┌──

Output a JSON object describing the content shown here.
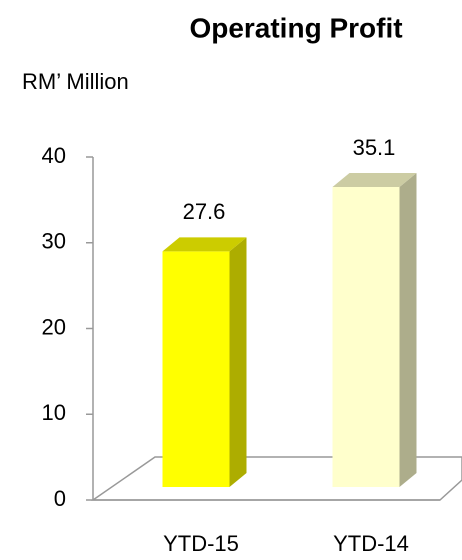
{
  "chart_data": {
    "type": "bar3d",
    "title": "Operating Profit",
    "y_label": "RM’ Million",
    "categories": [
      "YTD-15",
      "YTD-14"
    ],
    "values": [
      27.6,
      35.1
    ],
    "colors": [
      "#ffff00",
      "#ffffcc"
    ],
    "ylim": [
      0,
      40
    ],
    "yticks": [
      0,
      10,
      20,
      30,
      40
    ]
  }
}
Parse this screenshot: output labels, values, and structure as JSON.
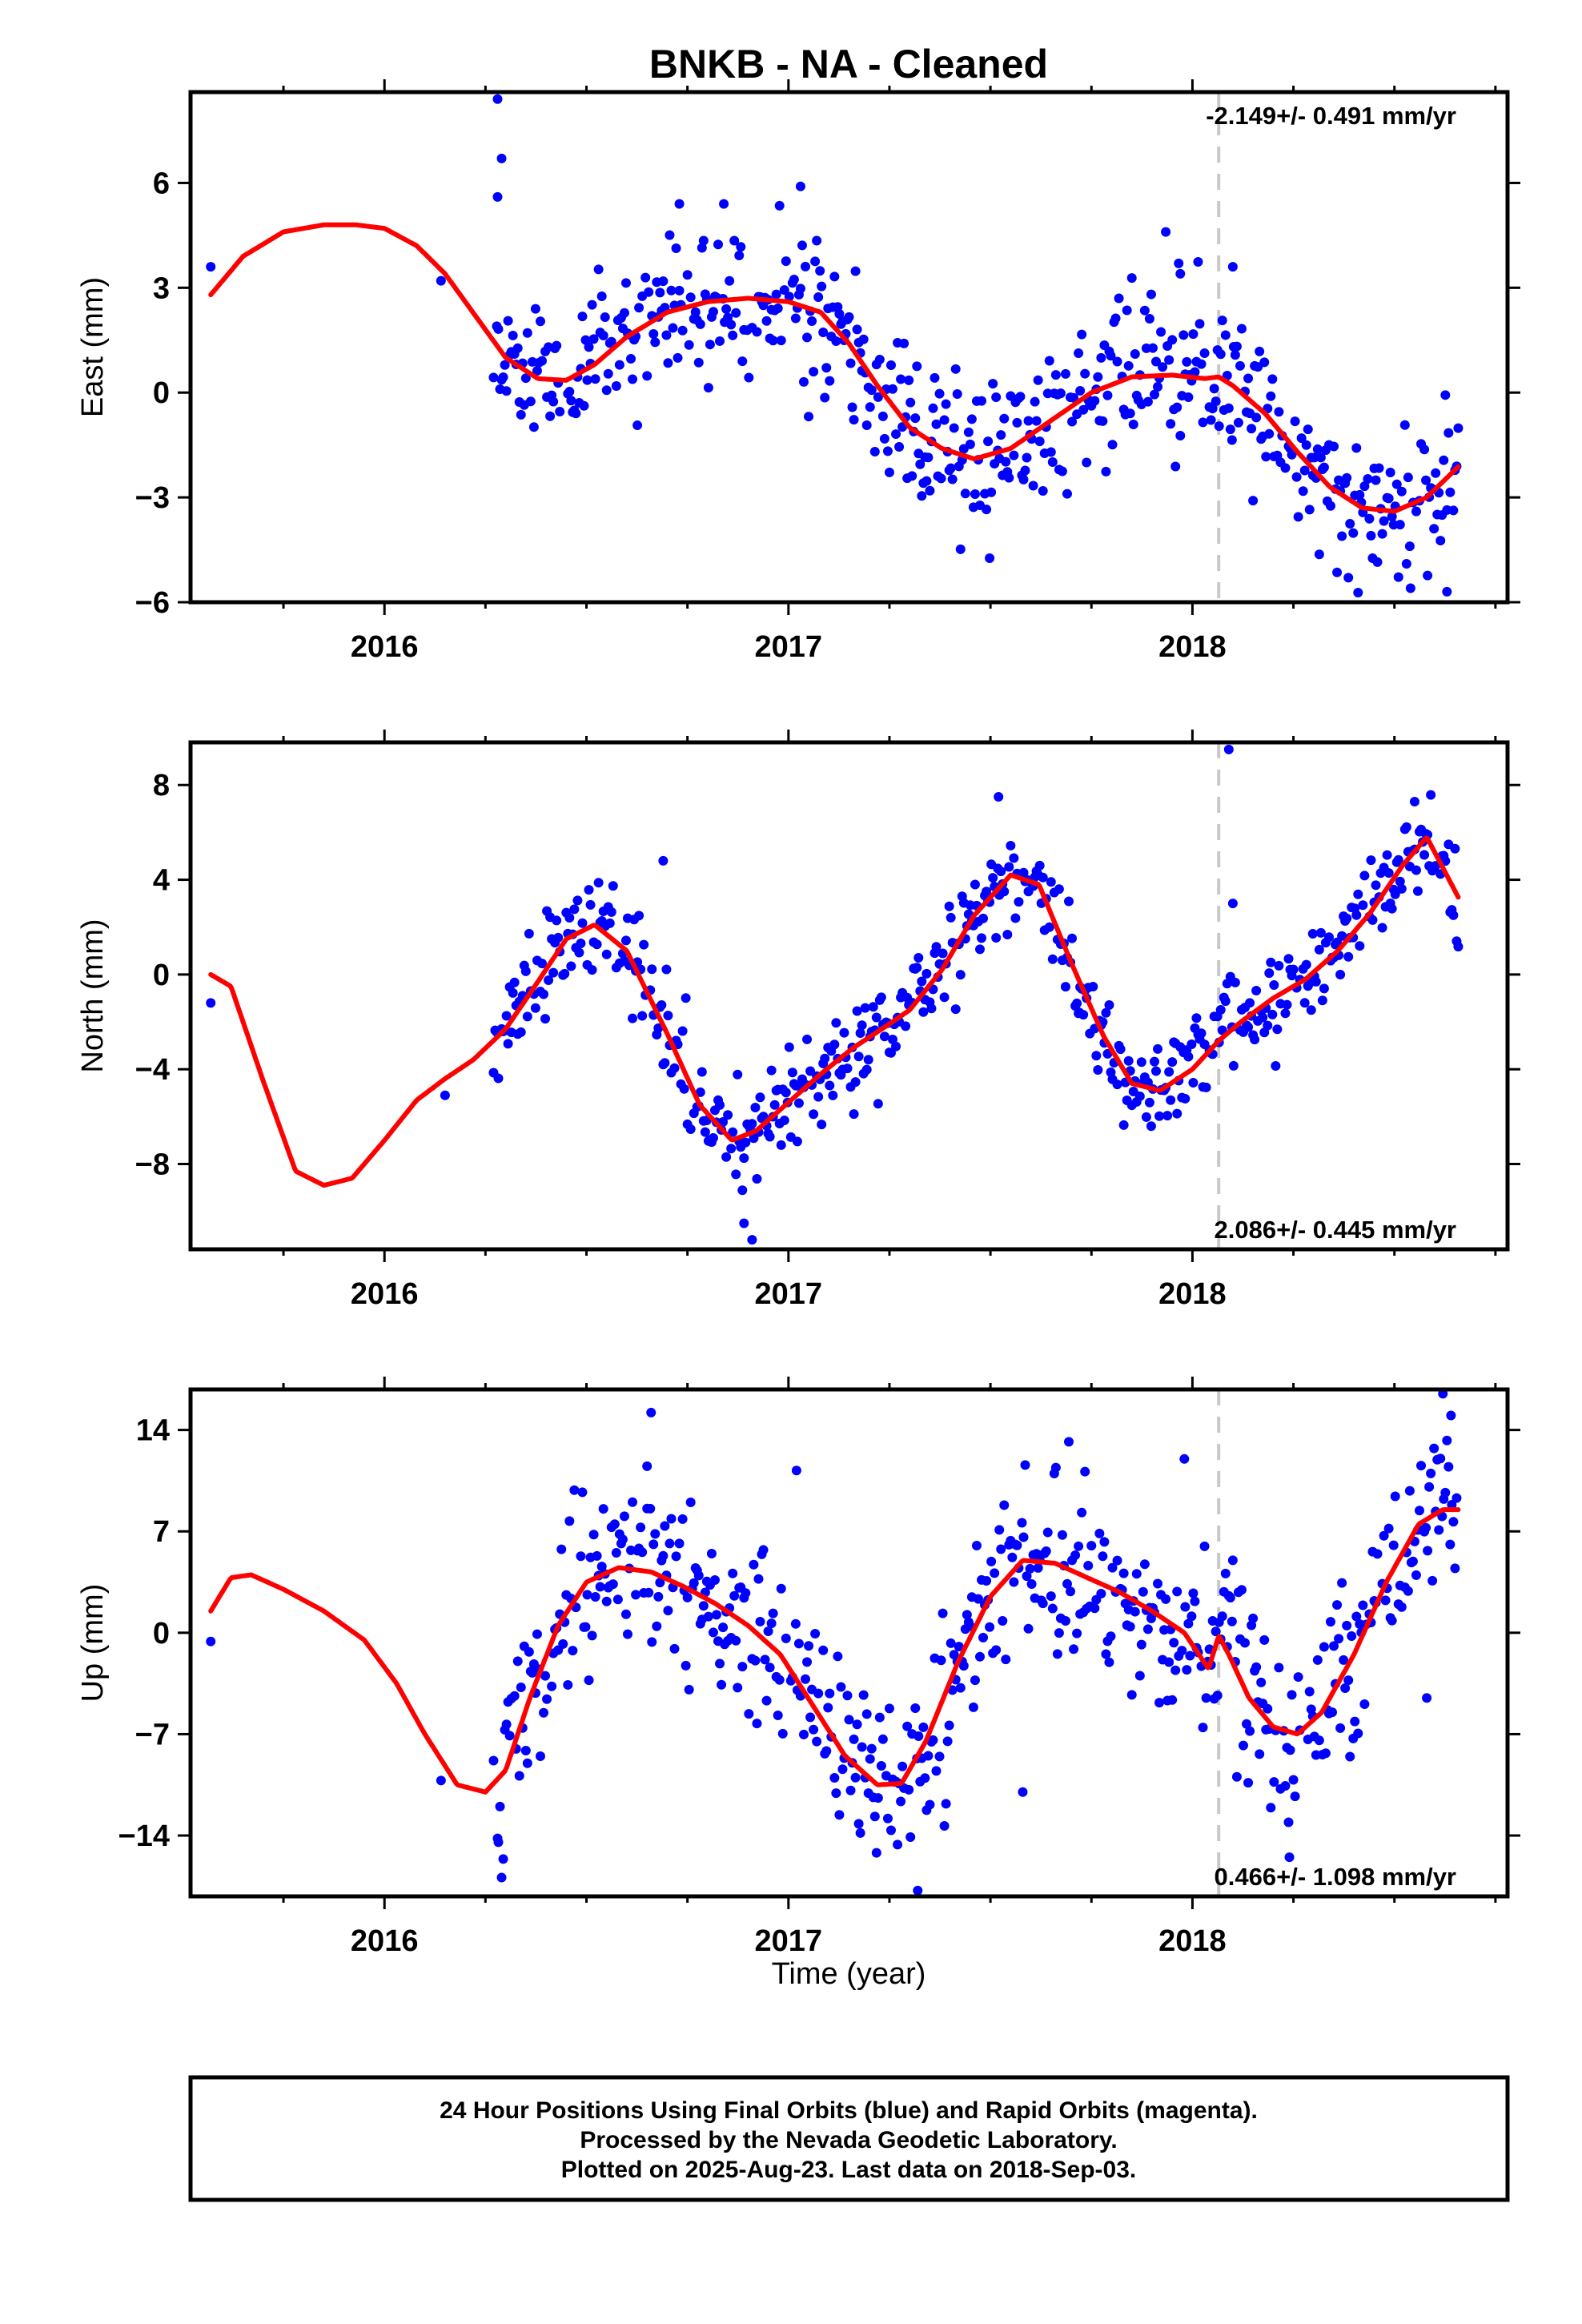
{
  "chart_data": {
    "type": "scatter",
    "title": "BNKB  - NA - Cleaned",
    "xlabel": "Time (year)",
    "xlim": [
      2015.52,
      2018.78
    ],
    "x_ticks": [
      2016,
      2017,
      2018
    ],
    "colors": {
      "data": "#0000ff",
      "model": "#ff0000",
      "break": "#c8c8c8"
    },
    "offset_epoch": 2018.065,
    "footer": [
      "24 Hour Positions Using Final Orbits (blue) and Rapid Orbits (magenta).",
      "Processed by the Nevada Geodetic Laboratory.",
      "Plotted on 2025-Aug-23. Last data on 2018-Sep-03."
    ],
    "panels": [
      {
        "name": "East",
        "ylabel": "East (mm)",
        "ylim": [
          -6,
          8.6
        ],
        "y_ticks": [
          -6,
          -3,
          0,
          3,
          6
        ],
        "y_tick_labels": [
          "−6",
          "−3",
          "0",
          "3",
          "6"
        ],
        "rate": "-2.149+/- 0.491 mm/yr",
        "rate_position": "top-right",
        "model": {
          "x": [
            2015.57,
            2015.65,
            2015.75,
            2015.85,
            2015.93,
            2016.0,
            2016.08,
            2016.15,
            2016.2,
            2016.25,
            2016.3,
            2016.38,
            2016.45,
            2016.52,
            2016.6,
            2016.7,
            2016.8,
            2016.9,
            2017.0,
            2017.08,
            2017.15,
            2017.22,
            2017.3,
            2017.38,
            2017.46,
            2017.55,
            2017.65,
            2017.75,
            2017.85,
            2017.95,
            2018.03,
            2018.065,
            2018.1,
            2018.18,
            2018.26,
            2018.34,
            2018.42,
            2018.5,
            2018.58,
            2018.66
          ],
          "y": [
            2.8,
            3.9,
            4.6,
            4.8,
            4.8,
            4.7,
            4.2,
            3.4,
            2.6,
            1.8,
            1.0,
            0.4,
            0.35,
            0.8,
            1.6,
            2.3,
            2.6,
            2.7,
            2.6,
            2.3,
            1.4,
            0.2,
            -1.0,
            -1.6,
            -1.9,
            -1.6,
            -0.8,
            0.0,
            0.45,
            0.5,
            0.4,
            0.45,
            0.2,
            -0.6,
            -1.7,
            -2.7,
            -3.3,
            -3.4,
            -3.0,
            -2.1
          ]
        },
        "points": {
          "seed": 11,
          "x_start": 2016.27,
          "x_end": 2018.66,
          "step": 0.004,
          "noise": 1.1,
          "extra": [
            [
              2015.57,
              3.6
            ],
            [
              2016.14,
              3.2
            ],
            [
              2016.28,
              8.4
            ],
            [
              2016.29,
              6.7
            ],
            [
              2016.28,
              5.6
            ],
            [
              2016.73,
              5.4
            ],
            [
              2016.84,
              5.4
            ],
            [
              2017.03,
              5.9
            ],
            [
              2017.97,
              3.4
            ],
            [
              2018.1,
              3.6
            ],
            [
              2018.54,
              -5.6
            ],
            [
              2018.63,
              -5.7
            ]
          ]
        }
      },
      {
        "name": "North",
        "ylabel": "North (mm)",
        "ylim": [
          -11.6,
          9.8
        ],
        "y_ticks": [
          -8,
          -4,
          0,
          4,
          8
        ],
        "y_tick_labels": [
          "−8",
          "−4",
          "0",
          "4",
          "8"
        ],
        "rate": "2.086+/- 0.445 mm/yr",
        "rate_position": "bottom-right",
        "model": {
          "x": [
            2015.57,
            2015.62,
            2015.7,
            2015.78,
            2015.85,
            2015.92,
            2016.0,
            2016.08,
            2016.15,
            2016.22,
            2016.3,
            2016.38,
            2016.45,
            2016.52,
            2016.6,
            2016.7,
            2016.78,
            2016.86,
            2016.92,
            2017.0,
            2017.08,
            2017.16,
            2017.24,
            2017.3,
            2017.38,
            2017.46,
            2017.55,
            2017.62,
            2017.7,
            2017.78,
            2017.85,
            2017.92,
            2018.0,
            2018.065,
            2018.12,
            2018.2,
            2018.28,
            2018.36,
            2018.44,
            2018.52,
            2018.58,
            2018.66
          ],
          "y": [
            0.0,
            -0.5,
            -4.5,
            -8.3,
            -8.9,
            -8.6,
            -7.0,
            -5.3,
            -4.4,
            -3.6,
            -2.3,
            -0.3,
            1.5,
            2.1,
            1.0,
            -2.5,
            -5.5,
            -7.0,
            -6.6,
            -5.4,
            -4.2,
            -3.1,
            -2.2,
            -1.5,
            0.2,
            2.5,
            4.2,
            3.8,
            0.5,
            -2.6,
            -4.6,
            -4.9,
            -4.0,
            -2.8,
            -2.0,
            -1.0,
            -0.2,
            1.0,
            2.6,
            4.6,
            5.8,
            3.2
          ]
        },
        "points": {
          "seed": 23,
          "x_start": 2016.27,
          "x_end": 2018.66,
          "step": 0.004,
          "noise": 1.05,
          "extra": [
            [
              2015.57,
              -1.2
            ],
            [
              2016.15,
              -5.1
            ],
            [
              2016.69,
              4.8
            ],
            [
              2016.91,
              -11.2
            ],
            [
              2016.89,
              -10.5
            ],
            [
              2017.52,
              7.5
            ],
            [
              2017.72,
              -1.6
            ],
            [
              2018.09,
              9.5
            ],
            [
              2018.1,
              3.0
            ],
            [
              2018.55,
              7.3
            ]
          ]
        }
      },
      {
        "name": "Up",
        "ylabel": "Up (mm)",
        "ylim": [
          -18.2,
          16.8
        ],
        "y_ticks": [
          -14,
          -7,
          0,
          7,
          14
        ],
        "y_tick_labels": [
          "−14",
          "−7",
          "0",
          "7",
          "14"
        ],
        "rate": "0.466+/- 1.098 mm/yr",
        "rate_position": "bottom-right",
        "model": {
          "x": [
            2015.57,
            2015.62,
            2015.67,
            2015.75,
            2015.85,
            2015.95,
            2016.03,
            2016.1,
            2016.18,
            2016.25,
            2016.3,
            2016.36,
            2016.43,
            2016.5,
            2016.58,
            2016.66,
            2016.74,
            2016.82,
            2016.9,
            2016.98,
            2017.06,
            2017.14,
            2017.22,
            2017.28,
            2017.34,
            2017.42,
            2017.5,
            2017.58,
            2017.66,
            2017.74,
            2017.82,
            2017.9,
            2017.98,
            2018.04,
            2018.065,
            2018.09,
            2018.14,
            2018.2,
            2018.26,
            2018.32,
            2018.4,
            2018.48,
            2018.56,
            2018.62,
            2018.66
          ],
          "y": [
            1.5,
            3.8,
            4.0,
            3.0,
            1.5,
            -0.5,
            -3.5,
            -7.0,
            -10.5,
            -11.0,
            -9.5,
            -4.5,
            0.5,
            3.5,
            4.5,
            4.2,
            3.2,
            2.0,
            0.5,
            -1.5,
            -5.0,
            -8.5,
            -10.5,
            -10.4,
            -7.5,
            -2.0,
            2.5,
            5.0,
            4.8,
            3.8,
            2.8,
            1.5,
            0.0,
            -2.5,
            -0.2,
            -1.5,
            -4.5,
            -6.5,
            -7.0,
            -5.5,
            -1.5,
            3.5,
            7.5,
            8.5,
            8.5
          ]
        },
        "points": {
          "seed": 37,
          "x_start": 2016.27,
          "x_end": 2018.66,
          "step": 0.004,
          "noise": 2.9,
          "extra": [
            [
              2015.57,
              -0.6
            ],
            [
              2016.14,
              -10.2
            ],
            [
              2016.29,
              -16.9
            ],
            [
              2016.28,
              -14.2
            ],
            [
              2016.66,
              15.2
            ],
            [
              2016.65,
              11.5
            ],
            [
              2017.02,
              11.2
            ],
            [
              2017.32,
              -17.8
            ],
            [
              2017.58,
              -11.0
            ],
            [
              2017.98,
              12.0
            ],
            [
              2018.1,
              5.0
            ],
            [
              2018.24,
              -15.5
            ],
            [
              2018.58,
              -4.5
            ],
            [
              2018.62,
              16.5
            ],
            [
              2018.64,
              15.0
            ]
          ]
        }
      }
    ]
  }
}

└──

Among the lines above, how many contain the string "values"? State the number alone.

__SOLUTION TO THIS PROBLEM__. 2